Your instructions:
Across the entries below, how many lines contain the word "already"? Give the number alone.

Material supplied:
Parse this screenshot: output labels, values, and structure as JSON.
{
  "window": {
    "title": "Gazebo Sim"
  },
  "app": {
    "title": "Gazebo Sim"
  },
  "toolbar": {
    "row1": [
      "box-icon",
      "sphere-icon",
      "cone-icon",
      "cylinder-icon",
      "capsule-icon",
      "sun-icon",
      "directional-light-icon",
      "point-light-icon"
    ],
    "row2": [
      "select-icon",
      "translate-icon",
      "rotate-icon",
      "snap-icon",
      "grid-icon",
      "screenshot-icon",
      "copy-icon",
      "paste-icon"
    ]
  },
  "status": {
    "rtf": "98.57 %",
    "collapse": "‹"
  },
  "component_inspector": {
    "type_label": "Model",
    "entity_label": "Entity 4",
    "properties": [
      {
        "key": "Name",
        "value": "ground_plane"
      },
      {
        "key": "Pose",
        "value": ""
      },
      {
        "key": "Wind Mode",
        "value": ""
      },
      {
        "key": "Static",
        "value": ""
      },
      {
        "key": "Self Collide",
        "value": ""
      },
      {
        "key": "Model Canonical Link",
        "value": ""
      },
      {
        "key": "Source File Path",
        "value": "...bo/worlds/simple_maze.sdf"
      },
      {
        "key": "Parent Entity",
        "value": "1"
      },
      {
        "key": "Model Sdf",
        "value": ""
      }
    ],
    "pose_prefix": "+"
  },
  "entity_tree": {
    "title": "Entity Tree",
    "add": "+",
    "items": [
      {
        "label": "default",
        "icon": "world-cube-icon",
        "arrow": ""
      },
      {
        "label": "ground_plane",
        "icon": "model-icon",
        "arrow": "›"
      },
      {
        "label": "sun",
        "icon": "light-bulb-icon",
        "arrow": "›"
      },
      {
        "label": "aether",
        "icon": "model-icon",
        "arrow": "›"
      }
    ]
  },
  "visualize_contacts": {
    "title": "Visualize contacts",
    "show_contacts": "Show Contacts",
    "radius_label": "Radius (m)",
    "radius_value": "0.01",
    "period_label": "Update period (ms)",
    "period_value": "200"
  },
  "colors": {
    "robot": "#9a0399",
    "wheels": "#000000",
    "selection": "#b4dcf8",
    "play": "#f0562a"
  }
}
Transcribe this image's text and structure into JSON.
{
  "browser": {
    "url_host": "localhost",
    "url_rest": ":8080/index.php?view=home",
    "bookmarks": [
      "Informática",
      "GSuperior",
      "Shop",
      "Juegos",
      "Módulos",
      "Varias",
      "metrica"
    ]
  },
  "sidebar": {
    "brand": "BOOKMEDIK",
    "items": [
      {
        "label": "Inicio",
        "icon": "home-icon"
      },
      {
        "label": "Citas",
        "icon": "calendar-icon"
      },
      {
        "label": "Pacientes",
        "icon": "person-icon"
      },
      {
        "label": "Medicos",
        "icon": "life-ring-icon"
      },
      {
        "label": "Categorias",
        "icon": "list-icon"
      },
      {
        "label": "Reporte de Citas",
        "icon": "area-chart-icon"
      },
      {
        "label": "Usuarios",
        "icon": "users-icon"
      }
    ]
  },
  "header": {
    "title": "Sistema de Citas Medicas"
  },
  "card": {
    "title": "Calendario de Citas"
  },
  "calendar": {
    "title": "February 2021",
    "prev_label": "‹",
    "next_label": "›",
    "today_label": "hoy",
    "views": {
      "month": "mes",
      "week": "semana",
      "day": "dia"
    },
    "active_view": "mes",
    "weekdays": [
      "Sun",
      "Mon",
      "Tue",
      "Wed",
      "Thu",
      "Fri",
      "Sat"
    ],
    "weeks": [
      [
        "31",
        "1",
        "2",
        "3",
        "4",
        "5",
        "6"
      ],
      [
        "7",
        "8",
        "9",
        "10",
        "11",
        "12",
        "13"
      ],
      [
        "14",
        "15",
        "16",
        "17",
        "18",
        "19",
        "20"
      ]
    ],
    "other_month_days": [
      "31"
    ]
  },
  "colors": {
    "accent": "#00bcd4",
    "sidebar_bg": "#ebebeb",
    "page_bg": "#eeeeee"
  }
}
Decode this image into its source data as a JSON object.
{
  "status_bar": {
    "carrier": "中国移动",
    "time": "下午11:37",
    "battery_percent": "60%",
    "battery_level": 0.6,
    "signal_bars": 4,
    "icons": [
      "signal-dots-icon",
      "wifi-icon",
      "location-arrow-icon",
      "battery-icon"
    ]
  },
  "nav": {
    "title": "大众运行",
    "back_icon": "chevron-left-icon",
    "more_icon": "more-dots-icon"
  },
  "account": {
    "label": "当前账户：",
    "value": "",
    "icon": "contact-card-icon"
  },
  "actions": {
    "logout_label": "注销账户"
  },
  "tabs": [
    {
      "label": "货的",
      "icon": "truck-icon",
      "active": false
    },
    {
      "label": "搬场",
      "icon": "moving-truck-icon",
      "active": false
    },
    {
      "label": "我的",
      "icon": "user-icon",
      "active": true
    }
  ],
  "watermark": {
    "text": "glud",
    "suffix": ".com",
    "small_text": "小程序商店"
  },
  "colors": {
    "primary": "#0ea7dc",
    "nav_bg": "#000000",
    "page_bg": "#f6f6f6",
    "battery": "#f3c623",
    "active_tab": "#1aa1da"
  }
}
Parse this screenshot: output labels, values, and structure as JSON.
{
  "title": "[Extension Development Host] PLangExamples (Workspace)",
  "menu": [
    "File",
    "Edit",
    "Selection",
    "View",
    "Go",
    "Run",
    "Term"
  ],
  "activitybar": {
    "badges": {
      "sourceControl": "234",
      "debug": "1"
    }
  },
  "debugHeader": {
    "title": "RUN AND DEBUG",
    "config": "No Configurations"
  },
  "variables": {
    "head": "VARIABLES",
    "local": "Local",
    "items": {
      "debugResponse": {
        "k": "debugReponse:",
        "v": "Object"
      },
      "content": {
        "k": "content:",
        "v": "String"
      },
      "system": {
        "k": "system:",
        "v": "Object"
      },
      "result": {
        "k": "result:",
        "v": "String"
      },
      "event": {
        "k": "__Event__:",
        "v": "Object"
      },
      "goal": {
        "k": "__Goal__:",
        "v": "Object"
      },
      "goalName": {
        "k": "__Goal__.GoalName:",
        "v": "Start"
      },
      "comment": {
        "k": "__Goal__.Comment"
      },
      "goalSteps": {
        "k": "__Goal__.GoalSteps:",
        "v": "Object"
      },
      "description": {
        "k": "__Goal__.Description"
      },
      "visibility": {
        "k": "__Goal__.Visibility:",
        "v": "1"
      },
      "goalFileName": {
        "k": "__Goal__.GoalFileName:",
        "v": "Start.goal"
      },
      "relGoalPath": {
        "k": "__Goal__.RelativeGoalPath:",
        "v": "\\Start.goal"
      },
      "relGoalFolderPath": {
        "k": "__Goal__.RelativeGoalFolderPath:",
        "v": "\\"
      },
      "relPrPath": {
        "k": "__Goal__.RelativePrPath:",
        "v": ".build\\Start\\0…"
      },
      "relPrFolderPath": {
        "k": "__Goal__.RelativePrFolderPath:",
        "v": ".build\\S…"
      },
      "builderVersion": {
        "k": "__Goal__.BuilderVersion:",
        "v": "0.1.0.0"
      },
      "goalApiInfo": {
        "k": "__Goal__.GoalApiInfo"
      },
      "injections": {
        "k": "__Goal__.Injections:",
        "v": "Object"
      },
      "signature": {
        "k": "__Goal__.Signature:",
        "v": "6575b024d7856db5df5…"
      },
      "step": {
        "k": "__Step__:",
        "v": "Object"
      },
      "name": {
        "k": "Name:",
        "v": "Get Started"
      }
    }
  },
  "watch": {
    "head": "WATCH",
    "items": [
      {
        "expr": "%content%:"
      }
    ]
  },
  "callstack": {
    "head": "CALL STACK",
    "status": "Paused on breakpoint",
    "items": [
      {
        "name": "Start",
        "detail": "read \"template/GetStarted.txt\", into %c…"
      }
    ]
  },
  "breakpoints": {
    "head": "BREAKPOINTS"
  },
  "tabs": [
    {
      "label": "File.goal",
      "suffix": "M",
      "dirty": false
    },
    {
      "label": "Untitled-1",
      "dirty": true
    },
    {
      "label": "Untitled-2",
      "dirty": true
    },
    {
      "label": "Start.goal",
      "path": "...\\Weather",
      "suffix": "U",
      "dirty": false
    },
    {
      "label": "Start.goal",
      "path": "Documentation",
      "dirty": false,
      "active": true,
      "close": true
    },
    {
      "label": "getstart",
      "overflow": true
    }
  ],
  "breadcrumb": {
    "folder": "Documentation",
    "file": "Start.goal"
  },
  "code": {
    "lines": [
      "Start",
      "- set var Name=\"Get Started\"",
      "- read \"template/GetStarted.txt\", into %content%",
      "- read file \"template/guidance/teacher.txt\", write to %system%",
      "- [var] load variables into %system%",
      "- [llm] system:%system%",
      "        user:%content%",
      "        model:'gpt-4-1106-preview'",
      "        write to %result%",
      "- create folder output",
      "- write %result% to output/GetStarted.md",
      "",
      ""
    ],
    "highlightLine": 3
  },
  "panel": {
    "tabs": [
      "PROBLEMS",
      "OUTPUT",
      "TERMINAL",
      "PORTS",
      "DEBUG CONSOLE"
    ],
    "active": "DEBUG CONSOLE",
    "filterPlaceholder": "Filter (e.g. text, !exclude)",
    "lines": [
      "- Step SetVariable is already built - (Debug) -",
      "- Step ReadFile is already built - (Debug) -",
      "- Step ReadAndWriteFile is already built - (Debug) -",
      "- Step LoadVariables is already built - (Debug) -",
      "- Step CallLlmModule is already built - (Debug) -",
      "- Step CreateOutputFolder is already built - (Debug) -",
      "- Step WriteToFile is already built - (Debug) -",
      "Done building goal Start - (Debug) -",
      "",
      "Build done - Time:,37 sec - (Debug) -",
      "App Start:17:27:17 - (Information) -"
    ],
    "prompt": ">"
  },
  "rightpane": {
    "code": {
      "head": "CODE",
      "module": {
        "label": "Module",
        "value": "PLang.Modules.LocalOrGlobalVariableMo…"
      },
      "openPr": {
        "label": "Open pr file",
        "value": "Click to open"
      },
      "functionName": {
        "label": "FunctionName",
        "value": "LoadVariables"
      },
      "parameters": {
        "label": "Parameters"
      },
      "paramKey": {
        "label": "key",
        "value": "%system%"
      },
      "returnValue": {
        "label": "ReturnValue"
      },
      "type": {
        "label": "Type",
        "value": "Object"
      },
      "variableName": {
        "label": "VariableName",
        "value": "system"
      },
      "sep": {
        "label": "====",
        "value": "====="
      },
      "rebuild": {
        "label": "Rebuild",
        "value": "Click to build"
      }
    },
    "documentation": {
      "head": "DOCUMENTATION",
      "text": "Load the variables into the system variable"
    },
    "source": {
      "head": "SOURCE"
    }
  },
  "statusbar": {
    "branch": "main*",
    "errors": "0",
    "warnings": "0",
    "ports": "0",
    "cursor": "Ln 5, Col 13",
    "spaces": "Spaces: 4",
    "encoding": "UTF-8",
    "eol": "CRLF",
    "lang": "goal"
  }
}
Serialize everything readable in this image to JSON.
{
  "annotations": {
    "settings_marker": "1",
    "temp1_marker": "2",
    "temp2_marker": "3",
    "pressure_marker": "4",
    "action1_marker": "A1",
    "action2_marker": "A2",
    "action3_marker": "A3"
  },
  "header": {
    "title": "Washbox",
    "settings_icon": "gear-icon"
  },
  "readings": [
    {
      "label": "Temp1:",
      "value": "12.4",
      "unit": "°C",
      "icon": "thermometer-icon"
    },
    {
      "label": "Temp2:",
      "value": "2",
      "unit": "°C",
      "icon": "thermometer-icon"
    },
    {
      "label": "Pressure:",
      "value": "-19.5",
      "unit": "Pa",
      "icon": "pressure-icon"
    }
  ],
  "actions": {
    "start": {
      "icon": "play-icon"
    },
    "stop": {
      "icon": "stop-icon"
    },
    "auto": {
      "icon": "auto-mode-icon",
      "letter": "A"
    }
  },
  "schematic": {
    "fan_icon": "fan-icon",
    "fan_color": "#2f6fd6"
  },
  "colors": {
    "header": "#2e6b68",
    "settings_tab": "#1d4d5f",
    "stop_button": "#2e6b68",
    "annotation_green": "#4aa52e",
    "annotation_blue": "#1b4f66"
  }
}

Task solution:
7